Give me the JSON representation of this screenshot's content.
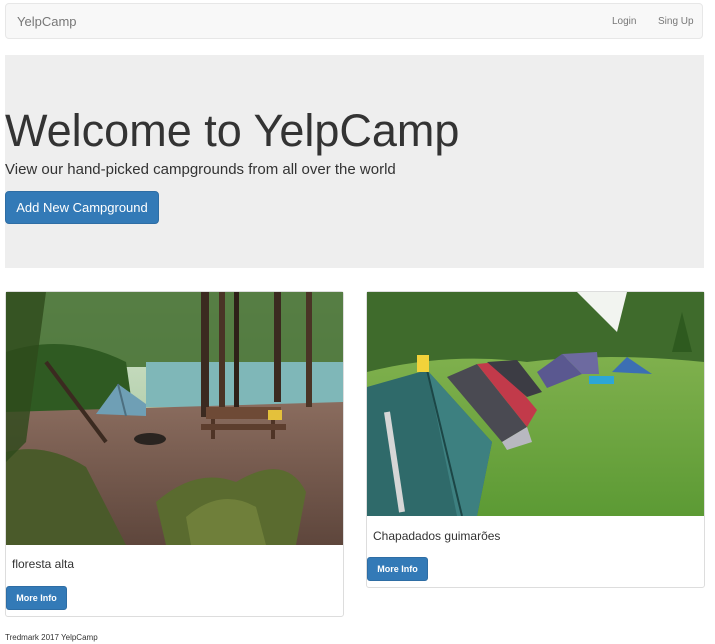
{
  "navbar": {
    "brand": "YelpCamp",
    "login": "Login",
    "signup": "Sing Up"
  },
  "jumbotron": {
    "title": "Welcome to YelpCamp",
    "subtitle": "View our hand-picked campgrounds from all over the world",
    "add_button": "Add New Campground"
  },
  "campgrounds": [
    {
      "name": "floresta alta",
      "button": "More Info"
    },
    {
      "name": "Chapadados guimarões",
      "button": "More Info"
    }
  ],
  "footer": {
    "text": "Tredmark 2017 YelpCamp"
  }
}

++++++++++++++++++++

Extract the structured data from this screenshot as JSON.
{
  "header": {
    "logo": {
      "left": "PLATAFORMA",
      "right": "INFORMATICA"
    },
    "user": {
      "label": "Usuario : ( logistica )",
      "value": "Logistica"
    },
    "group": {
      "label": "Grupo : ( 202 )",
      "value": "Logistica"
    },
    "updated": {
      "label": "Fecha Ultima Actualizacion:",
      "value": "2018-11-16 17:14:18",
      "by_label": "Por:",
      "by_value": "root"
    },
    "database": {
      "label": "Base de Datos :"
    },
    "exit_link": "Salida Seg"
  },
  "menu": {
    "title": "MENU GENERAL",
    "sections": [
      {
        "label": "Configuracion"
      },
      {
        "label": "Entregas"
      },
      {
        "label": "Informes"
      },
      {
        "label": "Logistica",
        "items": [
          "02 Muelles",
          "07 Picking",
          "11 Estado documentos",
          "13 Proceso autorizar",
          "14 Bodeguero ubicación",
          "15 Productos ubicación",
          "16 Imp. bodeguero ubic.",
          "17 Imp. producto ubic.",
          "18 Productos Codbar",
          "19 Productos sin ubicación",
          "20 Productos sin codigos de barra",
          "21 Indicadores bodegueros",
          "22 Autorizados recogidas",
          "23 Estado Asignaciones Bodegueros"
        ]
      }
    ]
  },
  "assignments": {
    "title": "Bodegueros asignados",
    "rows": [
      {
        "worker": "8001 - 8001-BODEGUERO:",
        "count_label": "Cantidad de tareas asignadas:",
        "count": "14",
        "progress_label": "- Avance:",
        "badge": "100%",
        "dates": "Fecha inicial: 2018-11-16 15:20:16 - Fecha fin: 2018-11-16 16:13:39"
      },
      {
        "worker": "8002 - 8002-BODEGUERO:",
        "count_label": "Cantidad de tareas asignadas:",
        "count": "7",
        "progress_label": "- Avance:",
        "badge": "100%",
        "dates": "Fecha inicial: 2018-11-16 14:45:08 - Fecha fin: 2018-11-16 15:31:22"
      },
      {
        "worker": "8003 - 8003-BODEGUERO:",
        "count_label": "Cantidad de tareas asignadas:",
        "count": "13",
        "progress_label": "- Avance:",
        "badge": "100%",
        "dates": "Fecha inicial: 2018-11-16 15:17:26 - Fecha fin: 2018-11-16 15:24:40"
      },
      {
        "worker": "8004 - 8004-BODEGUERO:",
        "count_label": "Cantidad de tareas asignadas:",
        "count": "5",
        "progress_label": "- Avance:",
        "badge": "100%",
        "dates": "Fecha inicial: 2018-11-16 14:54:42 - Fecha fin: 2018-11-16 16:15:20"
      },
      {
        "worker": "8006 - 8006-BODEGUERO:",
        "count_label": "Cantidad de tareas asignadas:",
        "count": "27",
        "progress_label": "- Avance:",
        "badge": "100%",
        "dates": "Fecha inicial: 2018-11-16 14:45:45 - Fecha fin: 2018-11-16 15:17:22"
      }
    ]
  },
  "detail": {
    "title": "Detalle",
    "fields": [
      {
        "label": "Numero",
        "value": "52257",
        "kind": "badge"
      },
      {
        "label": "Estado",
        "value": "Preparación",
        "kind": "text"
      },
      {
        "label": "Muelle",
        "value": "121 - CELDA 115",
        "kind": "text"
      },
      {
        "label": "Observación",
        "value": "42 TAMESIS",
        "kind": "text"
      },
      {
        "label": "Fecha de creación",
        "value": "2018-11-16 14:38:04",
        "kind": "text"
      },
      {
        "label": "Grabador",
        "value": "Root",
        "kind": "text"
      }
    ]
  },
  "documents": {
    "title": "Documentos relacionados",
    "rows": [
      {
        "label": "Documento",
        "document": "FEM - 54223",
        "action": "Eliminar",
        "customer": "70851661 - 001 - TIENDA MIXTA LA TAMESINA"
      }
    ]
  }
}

++++++++++++++++++++

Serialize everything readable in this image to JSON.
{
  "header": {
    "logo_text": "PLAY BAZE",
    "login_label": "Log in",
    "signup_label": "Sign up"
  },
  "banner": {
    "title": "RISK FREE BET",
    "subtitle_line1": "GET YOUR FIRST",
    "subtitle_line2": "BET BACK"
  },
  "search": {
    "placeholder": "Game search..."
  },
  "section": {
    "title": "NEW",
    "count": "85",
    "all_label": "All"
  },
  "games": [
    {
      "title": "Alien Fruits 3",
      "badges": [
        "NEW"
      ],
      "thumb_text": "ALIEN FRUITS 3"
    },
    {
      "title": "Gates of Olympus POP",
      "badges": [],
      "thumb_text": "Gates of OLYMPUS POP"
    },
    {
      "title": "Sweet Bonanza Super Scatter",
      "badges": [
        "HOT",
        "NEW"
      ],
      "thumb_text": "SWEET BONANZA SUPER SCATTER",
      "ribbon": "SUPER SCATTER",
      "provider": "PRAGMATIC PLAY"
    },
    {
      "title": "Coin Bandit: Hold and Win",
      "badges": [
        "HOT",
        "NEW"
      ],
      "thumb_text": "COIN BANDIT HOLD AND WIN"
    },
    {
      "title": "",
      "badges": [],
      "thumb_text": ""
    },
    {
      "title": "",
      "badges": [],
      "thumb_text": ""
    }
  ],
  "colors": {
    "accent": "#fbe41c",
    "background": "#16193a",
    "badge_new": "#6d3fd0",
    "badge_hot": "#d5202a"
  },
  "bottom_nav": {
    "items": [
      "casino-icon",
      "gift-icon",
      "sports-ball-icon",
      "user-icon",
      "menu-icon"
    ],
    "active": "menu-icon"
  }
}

++++++++++++++++++++

SHORT PROBLEM
Pick out the lines above that hold the string "from" and show them.

THE COMPLETED TASK
    "subtitle": "View our hand-picked campgrounds from all over the world",
Extract the structured data from this screenshot as JSON.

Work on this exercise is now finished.